Aim of the exercise: Scan the records and identify every line in which the string "equipment" occurs, then return those lines.

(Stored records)

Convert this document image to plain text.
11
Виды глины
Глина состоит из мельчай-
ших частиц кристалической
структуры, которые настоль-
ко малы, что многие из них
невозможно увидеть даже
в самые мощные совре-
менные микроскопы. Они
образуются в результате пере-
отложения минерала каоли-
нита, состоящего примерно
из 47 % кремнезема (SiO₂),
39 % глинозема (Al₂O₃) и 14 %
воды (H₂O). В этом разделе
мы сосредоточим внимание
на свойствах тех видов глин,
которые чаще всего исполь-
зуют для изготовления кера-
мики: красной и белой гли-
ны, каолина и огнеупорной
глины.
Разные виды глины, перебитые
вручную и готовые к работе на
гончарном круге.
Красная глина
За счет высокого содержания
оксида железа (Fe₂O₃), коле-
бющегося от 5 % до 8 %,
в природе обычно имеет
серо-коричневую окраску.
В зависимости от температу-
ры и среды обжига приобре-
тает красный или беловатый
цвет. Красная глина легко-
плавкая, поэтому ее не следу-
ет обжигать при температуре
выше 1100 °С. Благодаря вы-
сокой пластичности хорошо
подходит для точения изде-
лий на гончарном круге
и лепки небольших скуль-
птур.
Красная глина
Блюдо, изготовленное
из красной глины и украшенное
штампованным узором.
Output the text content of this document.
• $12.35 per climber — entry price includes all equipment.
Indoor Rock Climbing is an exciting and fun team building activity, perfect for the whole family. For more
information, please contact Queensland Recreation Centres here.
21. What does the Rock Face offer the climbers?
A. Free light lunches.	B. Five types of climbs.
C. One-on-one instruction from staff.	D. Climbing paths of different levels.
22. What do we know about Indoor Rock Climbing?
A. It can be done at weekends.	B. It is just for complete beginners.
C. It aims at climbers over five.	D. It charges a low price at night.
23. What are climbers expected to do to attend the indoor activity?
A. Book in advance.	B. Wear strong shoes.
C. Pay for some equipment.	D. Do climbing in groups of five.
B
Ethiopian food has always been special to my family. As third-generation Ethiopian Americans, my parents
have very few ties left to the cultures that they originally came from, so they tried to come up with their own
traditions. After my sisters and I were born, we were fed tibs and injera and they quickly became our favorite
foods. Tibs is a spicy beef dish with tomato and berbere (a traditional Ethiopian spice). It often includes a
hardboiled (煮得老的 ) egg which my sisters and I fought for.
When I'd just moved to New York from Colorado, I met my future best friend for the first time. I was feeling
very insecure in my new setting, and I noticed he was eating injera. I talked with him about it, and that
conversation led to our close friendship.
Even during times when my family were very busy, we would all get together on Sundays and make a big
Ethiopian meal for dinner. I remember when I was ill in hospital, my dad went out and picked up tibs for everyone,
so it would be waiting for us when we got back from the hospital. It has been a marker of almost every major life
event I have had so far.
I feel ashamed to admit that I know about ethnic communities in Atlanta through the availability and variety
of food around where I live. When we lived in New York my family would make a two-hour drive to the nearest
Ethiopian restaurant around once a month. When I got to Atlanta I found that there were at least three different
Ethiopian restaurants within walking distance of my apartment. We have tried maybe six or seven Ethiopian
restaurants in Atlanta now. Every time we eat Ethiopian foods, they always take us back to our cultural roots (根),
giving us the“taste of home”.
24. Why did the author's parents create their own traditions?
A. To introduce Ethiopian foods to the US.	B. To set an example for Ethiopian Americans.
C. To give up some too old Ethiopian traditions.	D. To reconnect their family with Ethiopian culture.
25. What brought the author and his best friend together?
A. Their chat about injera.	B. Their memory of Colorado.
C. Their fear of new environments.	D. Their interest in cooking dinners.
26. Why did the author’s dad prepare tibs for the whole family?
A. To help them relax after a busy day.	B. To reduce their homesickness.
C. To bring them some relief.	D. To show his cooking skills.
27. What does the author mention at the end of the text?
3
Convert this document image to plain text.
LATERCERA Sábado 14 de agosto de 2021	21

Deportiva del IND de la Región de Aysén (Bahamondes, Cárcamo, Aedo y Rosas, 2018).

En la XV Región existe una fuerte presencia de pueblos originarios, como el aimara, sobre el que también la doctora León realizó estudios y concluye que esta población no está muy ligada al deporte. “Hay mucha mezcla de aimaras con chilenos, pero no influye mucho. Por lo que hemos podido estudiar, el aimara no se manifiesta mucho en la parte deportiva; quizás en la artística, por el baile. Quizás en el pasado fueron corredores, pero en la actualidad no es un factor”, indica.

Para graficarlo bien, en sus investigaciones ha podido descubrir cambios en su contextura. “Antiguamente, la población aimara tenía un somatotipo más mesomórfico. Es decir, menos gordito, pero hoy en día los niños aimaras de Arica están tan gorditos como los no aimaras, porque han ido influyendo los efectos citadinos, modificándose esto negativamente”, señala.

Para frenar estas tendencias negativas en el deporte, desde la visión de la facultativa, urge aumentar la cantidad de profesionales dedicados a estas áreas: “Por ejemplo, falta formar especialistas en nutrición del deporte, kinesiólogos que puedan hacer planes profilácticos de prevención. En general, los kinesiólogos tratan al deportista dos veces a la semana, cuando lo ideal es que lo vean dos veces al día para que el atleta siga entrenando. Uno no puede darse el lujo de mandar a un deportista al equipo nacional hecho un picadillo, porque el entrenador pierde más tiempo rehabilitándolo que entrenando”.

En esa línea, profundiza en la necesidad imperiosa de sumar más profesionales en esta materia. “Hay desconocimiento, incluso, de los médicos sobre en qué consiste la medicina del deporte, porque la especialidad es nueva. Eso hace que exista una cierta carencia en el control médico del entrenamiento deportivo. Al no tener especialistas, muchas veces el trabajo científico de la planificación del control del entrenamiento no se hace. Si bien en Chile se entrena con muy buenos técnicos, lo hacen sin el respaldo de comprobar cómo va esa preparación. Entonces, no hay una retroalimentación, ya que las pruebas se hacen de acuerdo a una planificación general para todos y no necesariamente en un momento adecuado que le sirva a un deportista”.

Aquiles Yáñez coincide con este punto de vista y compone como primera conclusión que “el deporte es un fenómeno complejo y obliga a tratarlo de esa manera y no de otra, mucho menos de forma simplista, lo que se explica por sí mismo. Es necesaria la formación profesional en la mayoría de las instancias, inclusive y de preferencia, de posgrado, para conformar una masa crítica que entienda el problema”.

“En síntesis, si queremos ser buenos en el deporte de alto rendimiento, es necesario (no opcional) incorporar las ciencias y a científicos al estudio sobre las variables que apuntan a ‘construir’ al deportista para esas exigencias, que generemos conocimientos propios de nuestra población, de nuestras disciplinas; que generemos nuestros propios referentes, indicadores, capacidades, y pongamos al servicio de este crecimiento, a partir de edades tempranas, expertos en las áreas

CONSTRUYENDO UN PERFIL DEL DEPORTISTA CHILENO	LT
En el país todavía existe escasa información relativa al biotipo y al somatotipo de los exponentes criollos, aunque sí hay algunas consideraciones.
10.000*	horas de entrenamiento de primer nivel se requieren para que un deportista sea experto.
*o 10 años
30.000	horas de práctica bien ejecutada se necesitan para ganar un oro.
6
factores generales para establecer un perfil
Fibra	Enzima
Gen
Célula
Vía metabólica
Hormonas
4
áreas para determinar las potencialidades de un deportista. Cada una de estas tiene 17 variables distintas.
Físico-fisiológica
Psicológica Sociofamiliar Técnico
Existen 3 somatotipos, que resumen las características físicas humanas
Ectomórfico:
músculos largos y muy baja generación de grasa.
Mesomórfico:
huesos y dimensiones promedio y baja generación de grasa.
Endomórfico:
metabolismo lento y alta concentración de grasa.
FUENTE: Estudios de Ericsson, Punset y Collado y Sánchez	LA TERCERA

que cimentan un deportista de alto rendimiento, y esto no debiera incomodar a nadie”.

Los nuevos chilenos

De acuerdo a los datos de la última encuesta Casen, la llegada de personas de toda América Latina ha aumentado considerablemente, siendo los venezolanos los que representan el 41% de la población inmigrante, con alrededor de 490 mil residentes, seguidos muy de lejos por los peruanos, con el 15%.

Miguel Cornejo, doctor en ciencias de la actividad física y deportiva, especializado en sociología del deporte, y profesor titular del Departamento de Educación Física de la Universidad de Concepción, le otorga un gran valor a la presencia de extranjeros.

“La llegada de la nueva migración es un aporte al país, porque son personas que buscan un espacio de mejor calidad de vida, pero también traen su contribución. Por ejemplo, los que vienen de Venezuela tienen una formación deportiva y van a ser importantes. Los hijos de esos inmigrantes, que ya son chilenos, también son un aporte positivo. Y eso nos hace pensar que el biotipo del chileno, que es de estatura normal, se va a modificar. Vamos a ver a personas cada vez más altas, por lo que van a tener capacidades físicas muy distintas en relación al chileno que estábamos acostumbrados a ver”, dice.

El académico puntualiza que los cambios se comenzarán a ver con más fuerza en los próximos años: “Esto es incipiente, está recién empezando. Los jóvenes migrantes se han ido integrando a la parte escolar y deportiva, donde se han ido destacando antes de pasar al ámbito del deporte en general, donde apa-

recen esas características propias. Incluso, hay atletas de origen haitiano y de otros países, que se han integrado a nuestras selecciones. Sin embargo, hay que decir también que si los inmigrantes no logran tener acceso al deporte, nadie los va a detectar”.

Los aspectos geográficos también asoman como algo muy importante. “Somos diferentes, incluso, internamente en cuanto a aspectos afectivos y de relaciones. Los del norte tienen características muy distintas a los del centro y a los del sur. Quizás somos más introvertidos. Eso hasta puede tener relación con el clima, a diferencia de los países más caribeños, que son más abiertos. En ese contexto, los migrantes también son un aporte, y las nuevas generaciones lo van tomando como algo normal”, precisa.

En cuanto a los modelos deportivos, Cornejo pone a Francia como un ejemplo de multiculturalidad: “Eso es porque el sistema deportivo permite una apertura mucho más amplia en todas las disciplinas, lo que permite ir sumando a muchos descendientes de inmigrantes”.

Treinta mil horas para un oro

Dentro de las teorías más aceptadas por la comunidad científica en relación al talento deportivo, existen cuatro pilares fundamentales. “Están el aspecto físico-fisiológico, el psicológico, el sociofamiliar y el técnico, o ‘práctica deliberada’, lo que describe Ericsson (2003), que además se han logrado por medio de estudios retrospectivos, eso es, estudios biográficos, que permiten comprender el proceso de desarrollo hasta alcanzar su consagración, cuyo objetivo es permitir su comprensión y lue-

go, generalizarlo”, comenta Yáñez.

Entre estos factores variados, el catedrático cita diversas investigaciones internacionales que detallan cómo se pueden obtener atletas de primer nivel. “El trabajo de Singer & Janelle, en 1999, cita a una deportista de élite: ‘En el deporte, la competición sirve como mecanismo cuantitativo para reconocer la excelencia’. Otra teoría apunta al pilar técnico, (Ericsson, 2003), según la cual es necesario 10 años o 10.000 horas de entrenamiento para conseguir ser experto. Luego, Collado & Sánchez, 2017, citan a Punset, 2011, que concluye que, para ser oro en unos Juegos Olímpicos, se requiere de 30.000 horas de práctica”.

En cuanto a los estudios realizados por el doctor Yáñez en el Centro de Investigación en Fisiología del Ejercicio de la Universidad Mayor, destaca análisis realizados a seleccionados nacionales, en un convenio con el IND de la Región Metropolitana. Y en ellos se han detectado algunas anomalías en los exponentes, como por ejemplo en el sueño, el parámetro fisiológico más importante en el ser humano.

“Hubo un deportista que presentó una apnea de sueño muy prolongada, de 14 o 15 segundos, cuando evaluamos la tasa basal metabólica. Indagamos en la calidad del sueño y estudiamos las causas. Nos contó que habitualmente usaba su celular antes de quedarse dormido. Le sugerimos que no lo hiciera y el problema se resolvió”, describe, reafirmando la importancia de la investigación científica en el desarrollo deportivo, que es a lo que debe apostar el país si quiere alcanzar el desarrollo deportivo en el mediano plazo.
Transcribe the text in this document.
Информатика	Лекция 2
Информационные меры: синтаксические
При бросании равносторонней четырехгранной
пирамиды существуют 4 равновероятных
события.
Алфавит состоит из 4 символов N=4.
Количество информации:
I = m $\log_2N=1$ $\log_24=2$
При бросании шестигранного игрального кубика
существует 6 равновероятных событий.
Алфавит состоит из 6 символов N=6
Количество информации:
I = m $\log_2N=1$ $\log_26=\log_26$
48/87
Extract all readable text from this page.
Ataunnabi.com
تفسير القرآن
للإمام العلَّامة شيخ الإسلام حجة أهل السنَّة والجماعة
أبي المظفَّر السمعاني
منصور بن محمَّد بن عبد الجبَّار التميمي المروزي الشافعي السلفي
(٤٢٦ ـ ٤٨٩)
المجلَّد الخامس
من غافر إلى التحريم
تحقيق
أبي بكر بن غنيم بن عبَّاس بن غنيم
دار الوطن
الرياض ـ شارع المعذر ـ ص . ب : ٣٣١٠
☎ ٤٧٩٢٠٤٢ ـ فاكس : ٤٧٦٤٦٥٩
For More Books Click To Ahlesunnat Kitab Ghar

Correct result:
• $12.35 per climber — entry price includes all equipment.
C. Pay for some equipment.	D. Do climbing in groups of five.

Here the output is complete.